REQUEST:
From the listing below, pick out each line with the word "work".

— START —

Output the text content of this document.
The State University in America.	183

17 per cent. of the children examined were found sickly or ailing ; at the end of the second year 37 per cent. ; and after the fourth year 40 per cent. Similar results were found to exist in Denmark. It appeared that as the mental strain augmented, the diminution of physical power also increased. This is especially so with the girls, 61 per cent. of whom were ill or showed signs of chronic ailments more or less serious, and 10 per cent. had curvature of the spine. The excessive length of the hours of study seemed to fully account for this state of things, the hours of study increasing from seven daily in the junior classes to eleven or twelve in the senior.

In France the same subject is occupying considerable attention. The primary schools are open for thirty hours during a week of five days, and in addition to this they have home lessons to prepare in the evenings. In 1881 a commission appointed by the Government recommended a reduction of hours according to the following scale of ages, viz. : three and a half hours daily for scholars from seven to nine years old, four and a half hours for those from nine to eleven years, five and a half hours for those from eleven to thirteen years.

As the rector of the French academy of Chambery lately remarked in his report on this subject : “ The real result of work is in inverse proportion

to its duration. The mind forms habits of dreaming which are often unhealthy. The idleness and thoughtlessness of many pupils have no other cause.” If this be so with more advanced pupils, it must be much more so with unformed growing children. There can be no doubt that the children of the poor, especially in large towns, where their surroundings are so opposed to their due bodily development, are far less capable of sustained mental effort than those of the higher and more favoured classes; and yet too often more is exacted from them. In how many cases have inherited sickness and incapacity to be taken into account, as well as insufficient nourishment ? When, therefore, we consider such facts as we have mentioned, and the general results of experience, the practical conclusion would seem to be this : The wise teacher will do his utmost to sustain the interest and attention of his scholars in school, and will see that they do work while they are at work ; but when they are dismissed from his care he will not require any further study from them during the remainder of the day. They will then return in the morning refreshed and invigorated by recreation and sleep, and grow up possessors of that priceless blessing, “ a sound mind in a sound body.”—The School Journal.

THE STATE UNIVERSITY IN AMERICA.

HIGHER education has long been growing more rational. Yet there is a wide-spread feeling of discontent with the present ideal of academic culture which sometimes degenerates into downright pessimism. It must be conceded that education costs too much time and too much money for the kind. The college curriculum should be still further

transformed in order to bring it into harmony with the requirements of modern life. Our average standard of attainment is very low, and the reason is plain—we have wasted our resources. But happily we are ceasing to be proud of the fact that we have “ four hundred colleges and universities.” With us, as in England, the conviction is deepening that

— END —

ANSWER TO THE EXERCISE:
As the rector of the French academy of Chambery lately remarked in his report on this subject : “ The real result of work is in inverse proportion
to its duration. The mind forms habits of dreaming which are often unhealthy. The idleness and thoughtlessness of many pupils have no other cause.” If this be so with more advanced pupils, it must be much more so with unformed growing children. There can be no doubt that the children of the poor, especially in large towns, where their surroundings are so opposed to their due bodily development, are far less capable of sustained mental effort than those of the higher and more favoured classes; and yet too often more is exacted from them. In how many cases have inherited sickness and incapacity to be taken into account, as well as insufficient nourishment ? When, therefore, we consider such facts as we have mentioned, and the general results of experience, the practical conclusion would seem to be this : The wise teacher will do his utmost to sustain the interest and attention of his scholars in school, and will see that they do work while they are at work ; but when they are dismissed from his care he will not require any further study from them during the remainder of the day. They will then return in the morning refreshed and invigorated by recreation and sleep, and grow up possessors of that priceless blessing, “ a sound mind in a sound body.”—The School Journal.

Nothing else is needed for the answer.